TASK BRIEF: In the material below, the lines containing the word "JSON" are required; copy each of them.
[start RECORD SET]
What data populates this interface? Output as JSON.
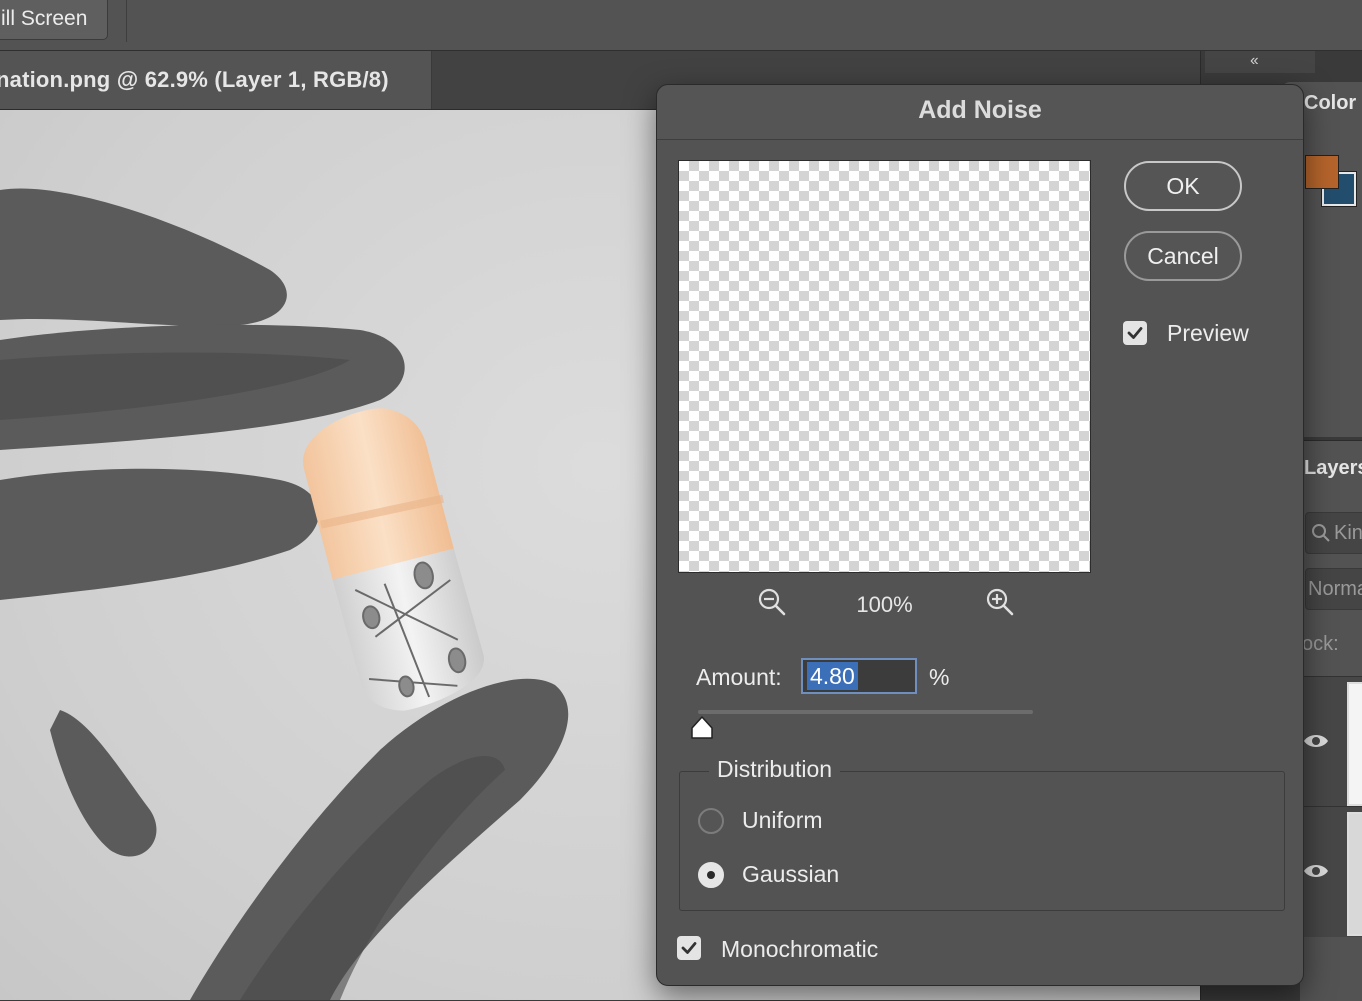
{
  "toolbar": {
    "screen_mode_label": "ill Screen"
  },
  "document": {
    "tab_title": "nation.png @ 62.9% (Layer 1, RGB/8)"
  },
  "panels": {
    "collapse_icon": "‹‹",
    "color": {
      "title": "Color",
      "foreground": "#b5642b",
      "background": "#234d6d"
    },
    "layers": {
      "title": "Layers",
      "search_placeholder": "Kin",
      "blend_mode": "Norma",
      "lock_label": "ock:"
    }
  },
  "dialog": {
    "title": "Add Noise",
    "ok_label": "OK",
    "cancel_label": "Cancel",
    "preview_label": "Preview",
    "preview_checked": true,
    "zoom": {
      "out_icon": "zoom-out-icon",
      "level": "100%",
      "in_icon": "zoom-in-icon"
    },
    "amount": {
      "label": "Amount:",
      "value": "4.80",
      "unit": "%",
      "slider_fraction": 0.012
    },
    "distribution": {
      "legend": "Distribution",
      "options": [
        {
          "label": "Uniform",
          "selected": false
        },
        {
          "label": "Gaussian",
          "selected": true
        }
      ]
    },
    "monochromatic": {
      "label": "Monochromatic",
      "checked": true
    }
  }
}
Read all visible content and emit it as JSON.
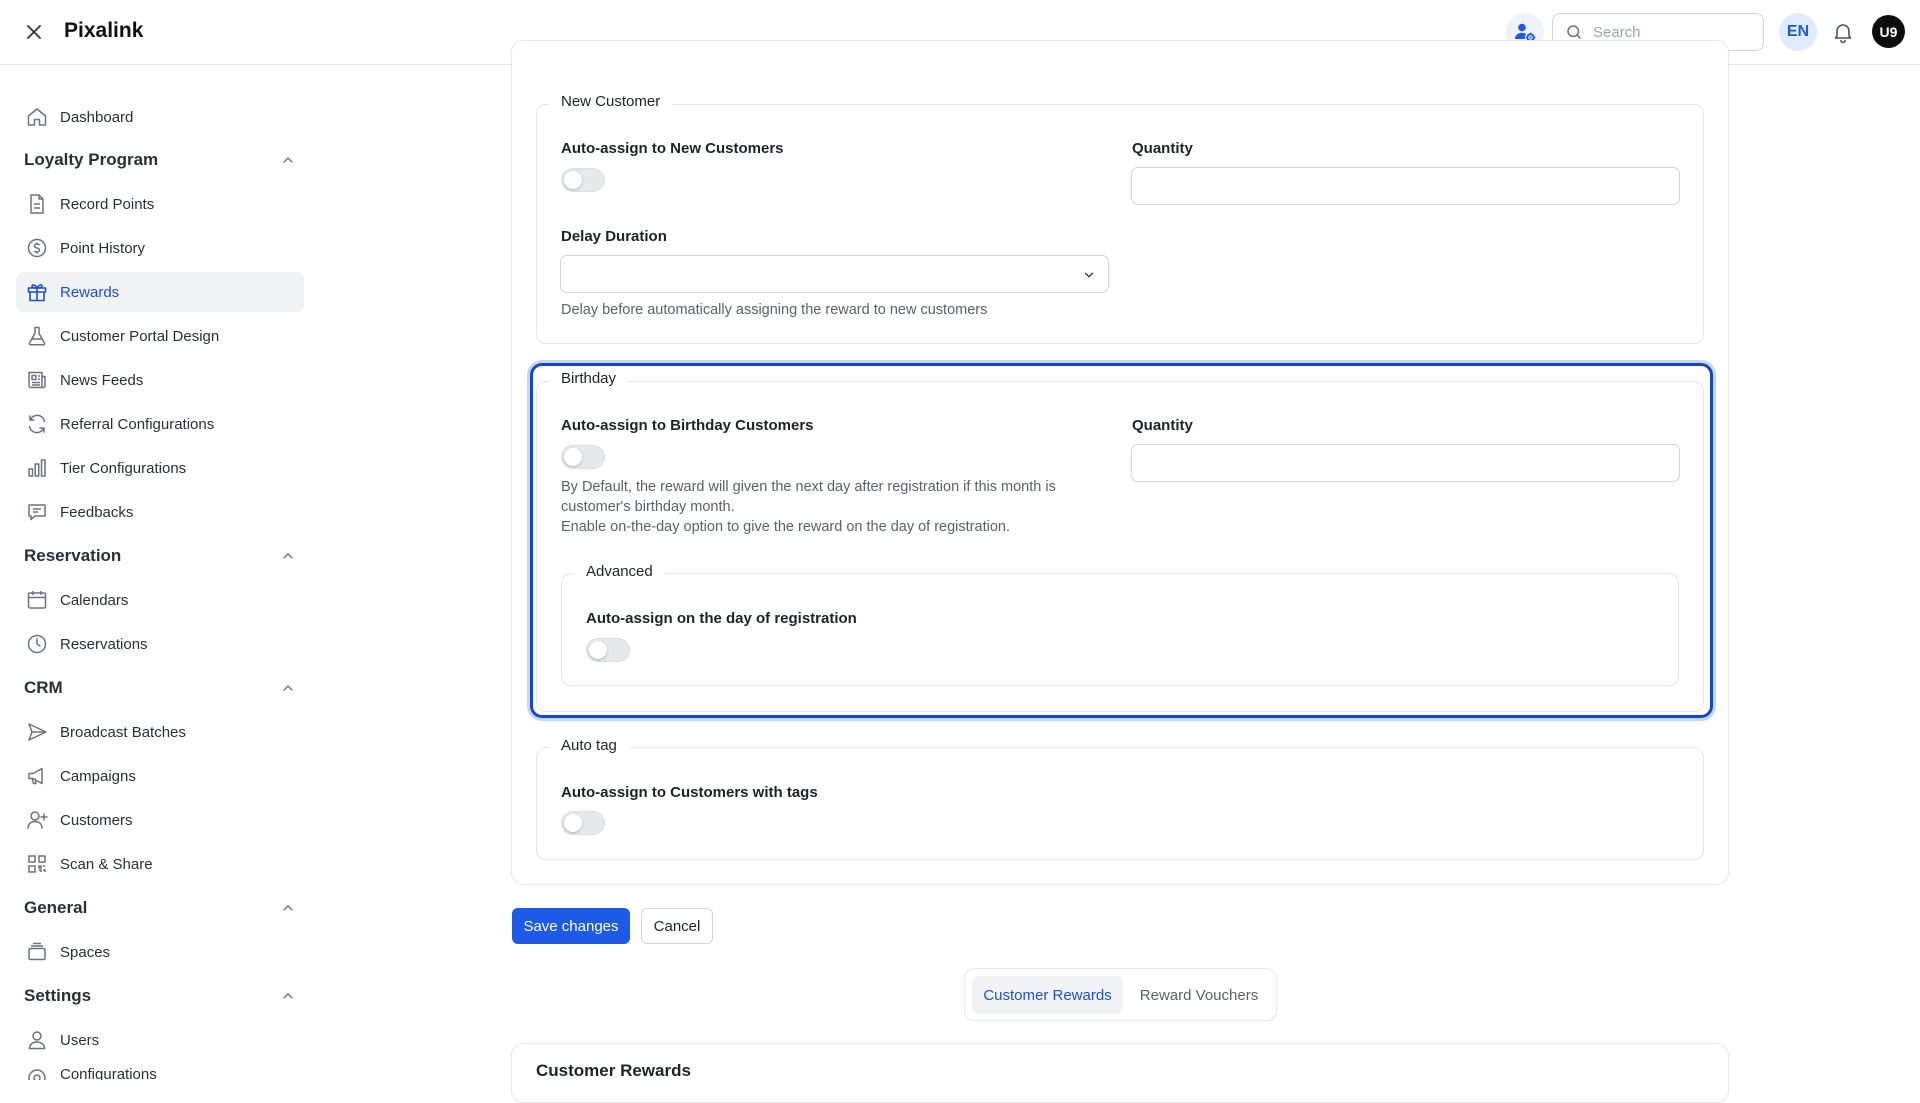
[end RECORD SET]
WRITTEN SOLUTION:
What data populates this interface? Output as JSON.
Read all visible content and emit it as JSON.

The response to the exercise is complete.